━━━━━ DATA

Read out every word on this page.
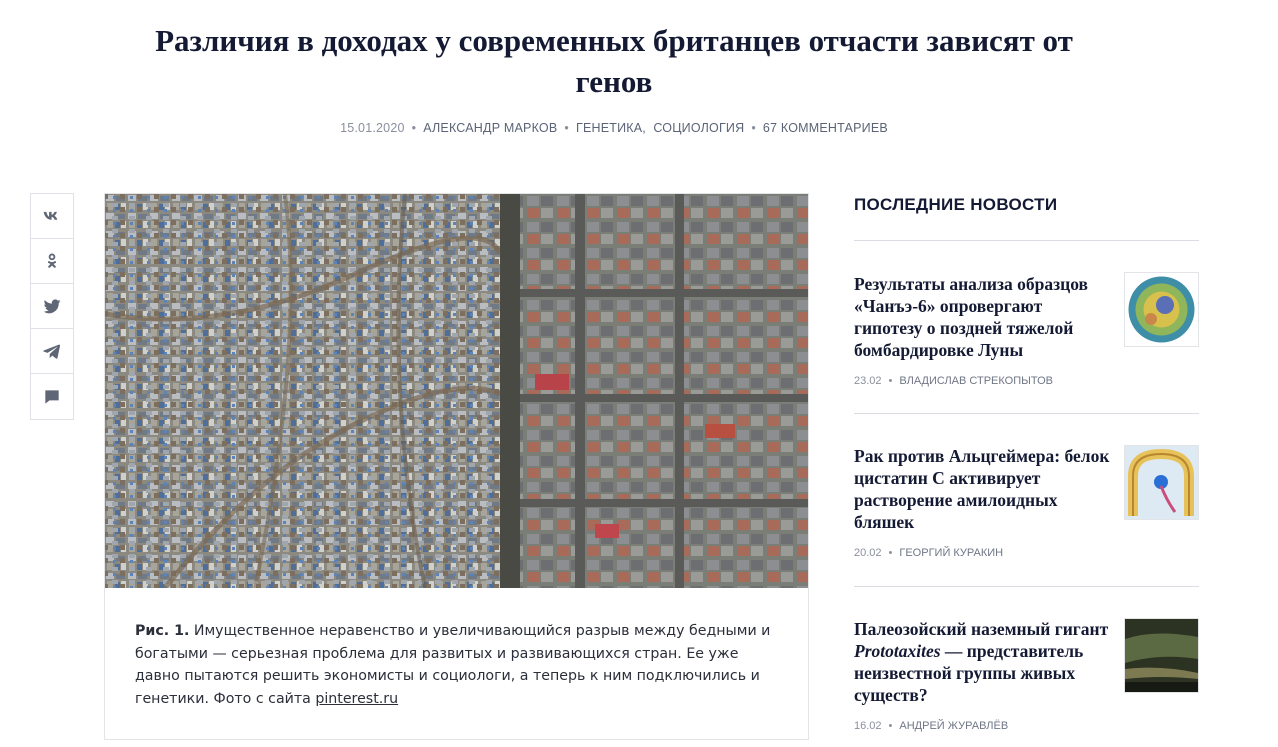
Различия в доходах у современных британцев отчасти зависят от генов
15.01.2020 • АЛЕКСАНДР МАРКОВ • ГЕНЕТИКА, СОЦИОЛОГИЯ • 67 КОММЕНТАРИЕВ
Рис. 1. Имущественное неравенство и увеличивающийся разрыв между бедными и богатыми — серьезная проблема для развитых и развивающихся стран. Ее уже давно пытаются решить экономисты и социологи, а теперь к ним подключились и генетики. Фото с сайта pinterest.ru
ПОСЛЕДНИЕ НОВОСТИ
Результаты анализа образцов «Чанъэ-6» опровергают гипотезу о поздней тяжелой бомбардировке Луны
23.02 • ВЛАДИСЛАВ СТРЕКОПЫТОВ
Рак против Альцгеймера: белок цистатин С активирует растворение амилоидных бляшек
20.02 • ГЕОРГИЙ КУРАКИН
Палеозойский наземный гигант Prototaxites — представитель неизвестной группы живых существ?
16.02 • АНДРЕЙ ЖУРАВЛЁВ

━━━━━━━━━━
━━━━━ DATA

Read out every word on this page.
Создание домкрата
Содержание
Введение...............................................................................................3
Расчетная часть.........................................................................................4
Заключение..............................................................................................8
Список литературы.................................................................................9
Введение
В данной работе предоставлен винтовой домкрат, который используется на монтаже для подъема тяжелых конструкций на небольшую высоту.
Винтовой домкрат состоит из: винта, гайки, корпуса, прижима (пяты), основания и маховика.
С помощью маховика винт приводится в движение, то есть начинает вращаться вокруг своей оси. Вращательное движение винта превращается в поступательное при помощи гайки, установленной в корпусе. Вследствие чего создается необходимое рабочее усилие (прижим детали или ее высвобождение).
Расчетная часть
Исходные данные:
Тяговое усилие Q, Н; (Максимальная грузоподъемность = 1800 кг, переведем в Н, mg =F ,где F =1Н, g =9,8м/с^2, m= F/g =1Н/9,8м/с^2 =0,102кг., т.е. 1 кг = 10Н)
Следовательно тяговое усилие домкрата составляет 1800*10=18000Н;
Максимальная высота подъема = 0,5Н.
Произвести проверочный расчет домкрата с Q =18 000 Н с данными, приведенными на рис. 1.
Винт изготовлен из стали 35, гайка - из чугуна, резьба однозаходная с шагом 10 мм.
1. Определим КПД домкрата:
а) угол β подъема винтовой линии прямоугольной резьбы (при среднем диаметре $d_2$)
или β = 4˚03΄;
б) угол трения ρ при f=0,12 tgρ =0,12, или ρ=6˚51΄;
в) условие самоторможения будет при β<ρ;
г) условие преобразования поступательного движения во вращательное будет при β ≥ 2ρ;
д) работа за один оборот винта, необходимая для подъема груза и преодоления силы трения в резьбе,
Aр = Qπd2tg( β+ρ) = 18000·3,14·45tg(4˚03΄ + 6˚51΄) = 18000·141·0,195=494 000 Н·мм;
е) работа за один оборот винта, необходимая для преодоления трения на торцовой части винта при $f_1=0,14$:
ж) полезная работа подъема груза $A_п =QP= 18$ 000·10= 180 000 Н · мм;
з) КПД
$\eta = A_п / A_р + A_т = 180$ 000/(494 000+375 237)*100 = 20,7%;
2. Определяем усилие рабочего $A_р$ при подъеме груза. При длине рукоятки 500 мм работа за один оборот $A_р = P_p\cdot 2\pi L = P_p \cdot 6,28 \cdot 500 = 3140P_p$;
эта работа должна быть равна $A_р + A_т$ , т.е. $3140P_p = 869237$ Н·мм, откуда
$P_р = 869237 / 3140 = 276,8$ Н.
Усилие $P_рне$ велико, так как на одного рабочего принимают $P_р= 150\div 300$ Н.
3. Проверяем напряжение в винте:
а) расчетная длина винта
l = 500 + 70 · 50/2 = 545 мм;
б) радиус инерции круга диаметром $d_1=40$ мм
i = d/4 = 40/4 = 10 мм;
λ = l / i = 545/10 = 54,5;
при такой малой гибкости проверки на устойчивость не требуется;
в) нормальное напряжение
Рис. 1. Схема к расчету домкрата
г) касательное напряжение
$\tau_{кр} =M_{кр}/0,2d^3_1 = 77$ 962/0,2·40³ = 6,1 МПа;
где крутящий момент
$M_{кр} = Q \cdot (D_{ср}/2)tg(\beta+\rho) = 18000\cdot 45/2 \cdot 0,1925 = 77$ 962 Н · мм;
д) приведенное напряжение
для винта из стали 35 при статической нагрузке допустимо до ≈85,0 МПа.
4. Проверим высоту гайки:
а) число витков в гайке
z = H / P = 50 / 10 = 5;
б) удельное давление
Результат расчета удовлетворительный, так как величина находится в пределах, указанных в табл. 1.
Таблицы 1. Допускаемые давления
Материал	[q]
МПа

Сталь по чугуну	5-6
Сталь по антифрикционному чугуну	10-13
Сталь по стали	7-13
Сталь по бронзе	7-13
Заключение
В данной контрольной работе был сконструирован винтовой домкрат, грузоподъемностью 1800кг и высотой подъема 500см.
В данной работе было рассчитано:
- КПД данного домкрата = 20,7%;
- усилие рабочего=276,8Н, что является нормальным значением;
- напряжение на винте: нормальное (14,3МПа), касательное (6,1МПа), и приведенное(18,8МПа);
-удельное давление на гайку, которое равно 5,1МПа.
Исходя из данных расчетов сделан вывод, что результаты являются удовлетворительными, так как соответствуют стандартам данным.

━━━━━━━━━━
━━━━━ DATA

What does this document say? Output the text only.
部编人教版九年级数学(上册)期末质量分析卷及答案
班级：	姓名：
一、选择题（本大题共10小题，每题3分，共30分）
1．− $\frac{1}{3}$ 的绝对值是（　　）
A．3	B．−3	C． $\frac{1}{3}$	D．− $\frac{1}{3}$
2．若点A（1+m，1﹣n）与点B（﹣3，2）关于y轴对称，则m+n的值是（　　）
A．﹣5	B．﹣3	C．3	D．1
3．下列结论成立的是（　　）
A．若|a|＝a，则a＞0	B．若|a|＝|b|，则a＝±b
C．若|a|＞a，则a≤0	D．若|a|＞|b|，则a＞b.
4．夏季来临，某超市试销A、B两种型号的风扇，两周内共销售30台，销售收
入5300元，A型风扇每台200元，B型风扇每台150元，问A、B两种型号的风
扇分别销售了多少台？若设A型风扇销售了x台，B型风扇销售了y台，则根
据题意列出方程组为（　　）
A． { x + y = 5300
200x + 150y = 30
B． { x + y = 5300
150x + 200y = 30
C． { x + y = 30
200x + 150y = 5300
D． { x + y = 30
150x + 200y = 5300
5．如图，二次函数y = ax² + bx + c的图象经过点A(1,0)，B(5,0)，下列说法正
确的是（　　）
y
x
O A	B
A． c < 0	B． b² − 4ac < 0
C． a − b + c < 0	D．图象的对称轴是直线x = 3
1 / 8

━━━━━━━━━━

> **OBJECTIVE**
State how many lines in the records above contain the word "подъема", giving only the number.

> **WRITTEN SOLUTION**
6